## Directive
Leave out every picture, and output exactly the lines from the line containing "Transcribe this image's" through the last line of the data.
┏━━
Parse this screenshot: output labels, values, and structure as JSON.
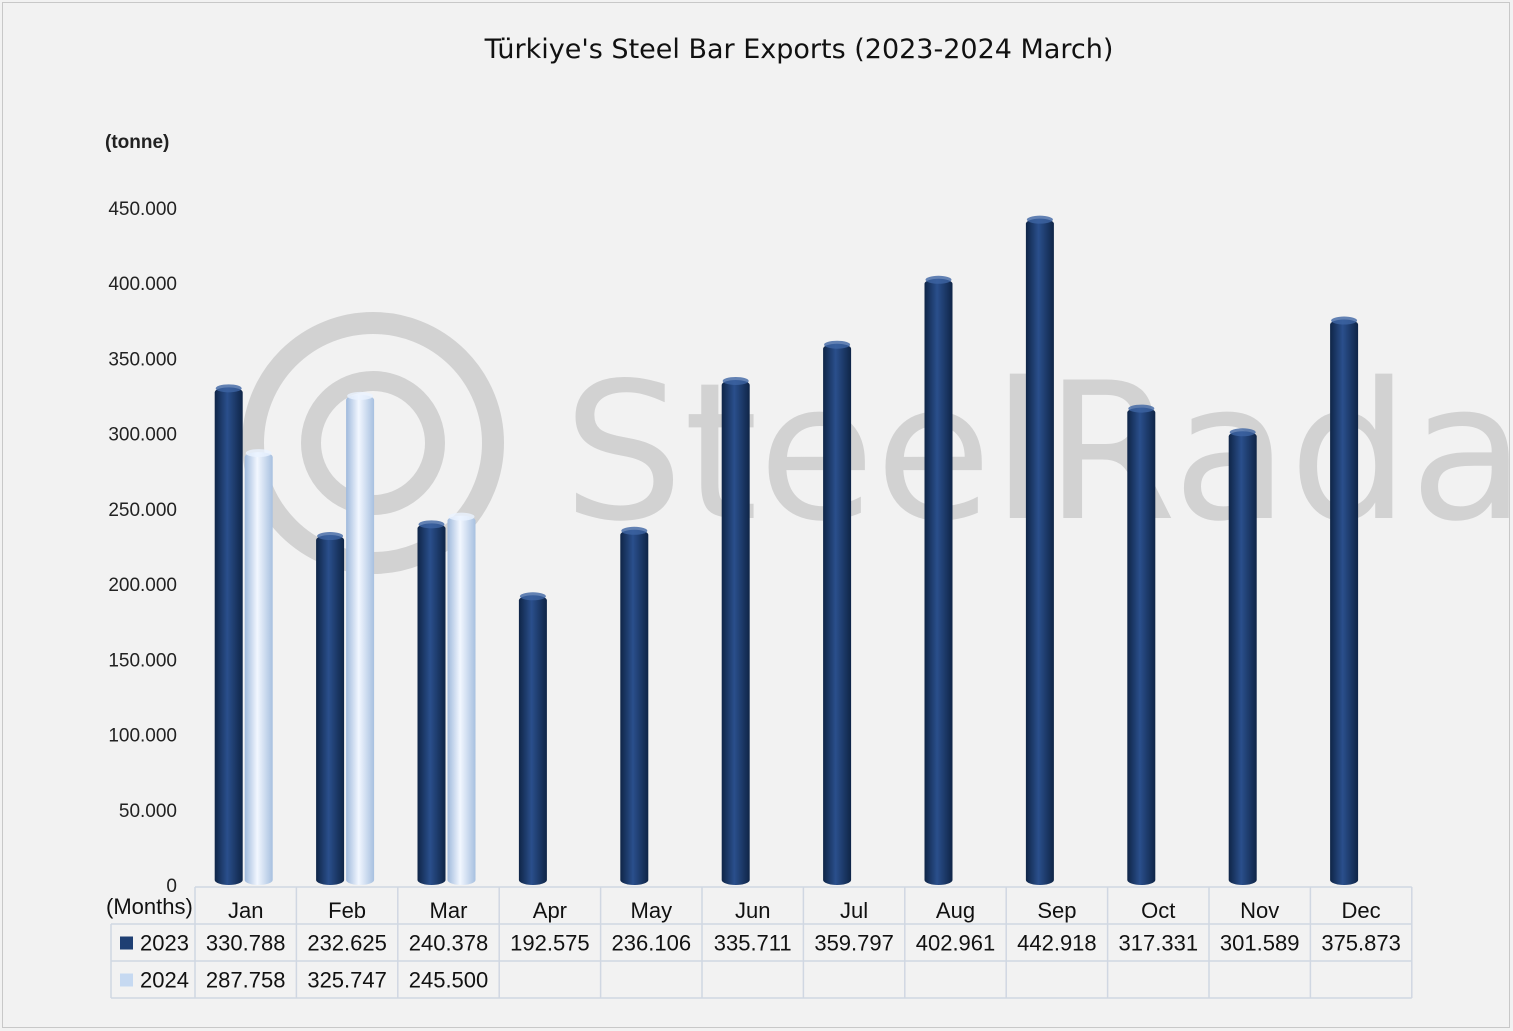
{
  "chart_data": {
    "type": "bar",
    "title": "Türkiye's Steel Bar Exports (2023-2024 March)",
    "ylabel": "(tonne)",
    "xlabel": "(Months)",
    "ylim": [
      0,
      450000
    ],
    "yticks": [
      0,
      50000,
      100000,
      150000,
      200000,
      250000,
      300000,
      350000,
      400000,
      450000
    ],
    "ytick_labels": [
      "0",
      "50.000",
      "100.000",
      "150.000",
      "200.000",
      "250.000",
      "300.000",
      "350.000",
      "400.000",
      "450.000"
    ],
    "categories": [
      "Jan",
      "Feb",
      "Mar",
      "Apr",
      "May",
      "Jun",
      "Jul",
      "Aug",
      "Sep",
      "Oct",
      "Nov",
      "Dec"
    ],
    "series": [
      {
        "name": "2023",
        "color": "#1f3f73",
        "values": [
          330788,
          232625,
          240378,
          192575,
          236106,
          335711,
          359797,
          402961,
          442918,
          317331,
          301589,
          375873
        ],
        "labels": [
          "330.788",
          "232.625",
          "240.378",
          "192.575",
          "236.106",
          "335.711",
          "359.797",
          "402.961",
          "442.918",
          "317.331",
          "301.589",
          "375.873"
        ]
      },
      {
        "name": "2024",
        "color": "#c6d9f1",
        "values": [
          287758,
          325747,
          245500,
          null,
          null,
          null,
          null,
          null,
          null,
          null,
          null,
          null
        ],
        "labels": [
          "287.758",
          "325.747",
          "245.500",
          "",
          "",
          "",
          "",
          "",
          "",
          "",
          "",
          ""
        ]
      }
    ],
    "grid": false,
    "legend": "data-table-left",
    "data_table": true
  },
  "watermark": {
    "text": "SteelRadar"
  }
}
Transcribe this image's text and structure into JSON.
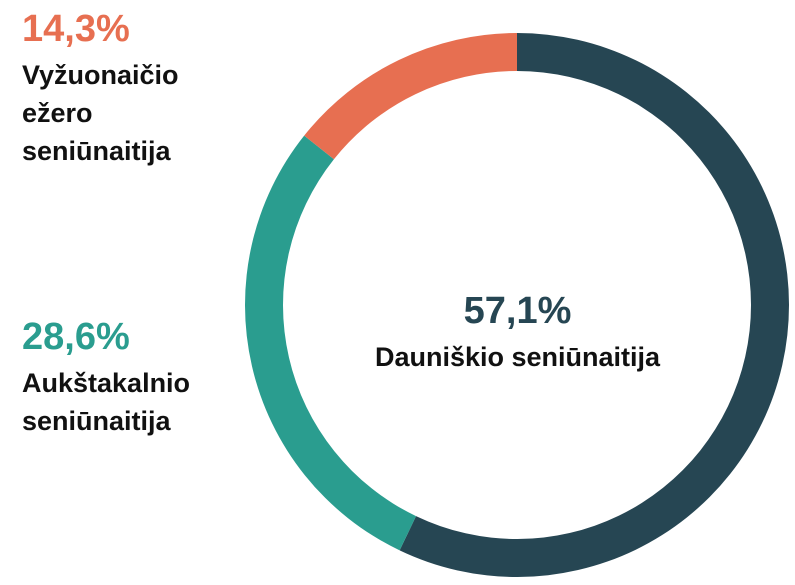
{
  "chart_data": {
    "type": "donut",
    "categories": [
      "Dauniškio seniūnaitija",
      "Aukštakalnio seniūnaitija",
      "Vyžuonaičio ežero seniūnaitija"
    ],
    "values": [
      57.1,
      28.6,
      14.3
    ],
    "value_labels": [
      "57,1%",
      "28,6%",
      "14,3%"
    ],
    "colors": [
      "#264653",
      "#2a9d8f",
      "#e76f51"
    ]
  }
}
┗━━
## The completed task
Transcribe this image's text and structure into JSON.
{
  "chart_data": {
    "type": "donut",
    "categories": [
      "Dauniškio seniūnaitija",
      "Aukštakalnio seniūnaitija",
      "Vyžuonaičio ežero seniūnaitija"
    ],
    "values": [
      57.1,
      28.6,
      14.3
    ],
    "value_labels": [
      "57,1%",
      "28,6%",
      "14,3%"
    ],
    "colors": [
      "#264653",
      "#2a9d8f",
      "#e76f51"
    ]
  }
}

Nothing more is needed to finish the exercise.